>> START EXTRACTED RECORDS

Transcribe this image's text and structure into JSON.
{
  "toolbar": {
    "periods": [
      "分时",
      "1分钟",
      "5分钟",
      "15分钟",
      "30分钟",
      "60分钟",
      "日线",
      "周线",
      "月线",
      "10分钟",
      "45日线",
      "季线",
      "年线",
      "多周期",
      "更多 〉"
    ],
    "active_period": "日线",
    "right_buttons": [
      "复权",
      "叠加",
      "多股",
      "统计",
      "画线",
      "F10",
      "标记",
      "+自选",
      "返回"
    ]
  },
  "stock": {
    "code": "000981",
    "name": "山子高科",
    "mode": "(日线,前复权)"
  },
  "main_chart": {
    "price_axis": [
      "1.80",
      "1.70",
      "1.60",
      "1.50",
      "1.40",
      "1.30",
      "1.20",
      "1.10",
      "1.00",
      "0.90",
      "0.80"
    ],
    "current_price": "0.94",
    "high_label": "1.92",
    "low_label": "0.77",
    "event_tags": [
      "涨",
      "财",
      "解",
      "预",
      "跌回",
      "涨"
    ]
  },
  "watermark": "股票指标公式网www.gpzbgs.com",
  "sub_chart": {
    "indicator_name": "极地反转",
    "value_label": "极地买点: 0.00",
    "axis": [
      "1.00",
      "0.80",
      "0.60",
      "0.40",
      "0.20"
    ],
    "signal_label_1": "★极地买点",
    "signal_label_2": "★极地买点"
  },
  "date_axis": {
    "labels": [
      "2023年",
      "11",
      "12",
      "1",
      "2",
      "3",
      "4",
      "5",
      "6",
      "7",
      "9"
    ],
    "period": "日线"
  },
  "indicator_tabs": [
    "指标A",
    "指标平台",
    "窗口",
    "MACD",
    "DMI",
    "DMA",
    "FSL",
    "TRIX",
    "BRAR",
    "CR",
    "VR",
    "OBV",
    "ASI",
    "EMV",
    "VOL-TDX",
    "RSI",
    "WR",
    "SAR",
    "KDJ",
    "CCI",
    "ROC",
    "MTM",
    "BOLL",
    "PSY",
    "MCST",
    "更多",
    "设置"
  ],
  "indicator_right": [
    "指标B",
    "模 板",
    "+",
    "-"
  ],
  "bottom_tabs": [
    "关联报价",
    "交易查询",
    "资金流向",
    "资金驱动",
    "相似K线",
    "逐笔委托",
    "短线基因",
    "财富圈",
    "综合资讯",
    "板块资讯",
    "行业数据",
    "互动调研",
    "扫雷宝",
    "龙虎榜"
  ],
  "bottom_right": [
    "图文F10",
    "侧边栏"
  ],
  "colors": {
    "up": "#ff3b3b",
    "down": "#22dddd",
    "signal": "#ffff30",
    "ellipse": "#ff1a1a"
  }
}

>> END EXTRACTED RECORDS

WORK TO DO: Your task is to repeat the data exactly, with nothing left out.

THE COMPLETED TASK:
Transcribe this image's text and structure into JSON.
{
  "toolbar": {
    "periods": [
      "分时",
      "1分钟",
      "5分钟",
      "15分钟",
      "30分钟",
      "60分钟",
      "日线",
      "周线",
      "月线",
      "10分钟",
      "45日线",
      "季线",
      "年线",
      "多周期",
      "更多 〉"
    ],
    "active_period": "日线",
    "right_buttons": [
      "复权",
      "叠加",
      "多股",
      "统计",
      "画线",
      "F10",
      "标记",
      "+自选",
      "返回"
    ]
  },
  "stock": {
    "code": "000981",
    "name": "山子高科",
    "mode": "(日线,前复权)"
  },
  "main_chart": {
    "price_axis": [
      "1.80",
      "1.70",
      "1.60",
      "1.50",
      "1.40",
      "1.30",
      "1.20",
      "1.10",
      "1.00",
      "0.90",
      "0.80"
    ],
    "current_price": "0.94",
    "high_label": "1.92",
    "low_label": "0.77",
    "event_tags": [
      "涨",
      "财",
      "解",
      "预",
      "跌回",
      "涨"
    ]
  },
  "watermark": "股票指标公式网www.gpzbgs.com",
  "sub_chart": {
    "indicator_name": "极地反转",
    "value_label": "极地买点: 0.00",
    "axis": [
      "1.00",
      "0.80",
      "0.60",
      "0.40",
      "0.20"
    ],
    "signal_label_1": "★极地买点",
    "signal_label_2": "★极地买点"
  },
  "date_axis": {
    "labels": [
      "2023年",
      "11",
      "12",
      "1",
      "2",
      "3",
      "4",
      "5",
      "6",
      "7",
      "9"
    ],
    "period": "日线"
  },
  "indicator_tabs": [
    "指标A",
    "指标平台",
    "窗口",
    "MACD",
    "DMI",
    "DMA",
    "FSL",
    "TRIX",
    "BRAR",
    "CR",
    "VR",
    "OBV",
    "ASI",
    "EMV",
    "VOL-TDX",
    "RSI",
    "WR",
    "SAR",
    "KDJ",
    "CCI",
    "ROC",
    "MTM",
    "BOLL",
    "PSY",
    "MCST",
    "更多",
    "设置"
  ],
  "indicator_right": [
    "指标B",
    "模 板",
    "+",
    "-"
  ],
  "bottom_tabs": [
    "关联报价",
    "交易查询",
    "资金流向",
    "资金驱动",
    "相似K线",
    "逐笔委托",
    "短线基因",
    "财富圈",
    "综合资讯",
    "板块资讯",
    "行业数据",
    "互动调研",
    "扫雷宝",
    "龙虎榜"
  ],
  "bottom_right": [
    "图文F10",
    "侧边栏"
  ],
  "colors": {
    "up": "#ff3b3b",
    "down": "#22dddd",
    "signal": "#ffff30",
    "ellipse": "#ff1a1a"
  }
}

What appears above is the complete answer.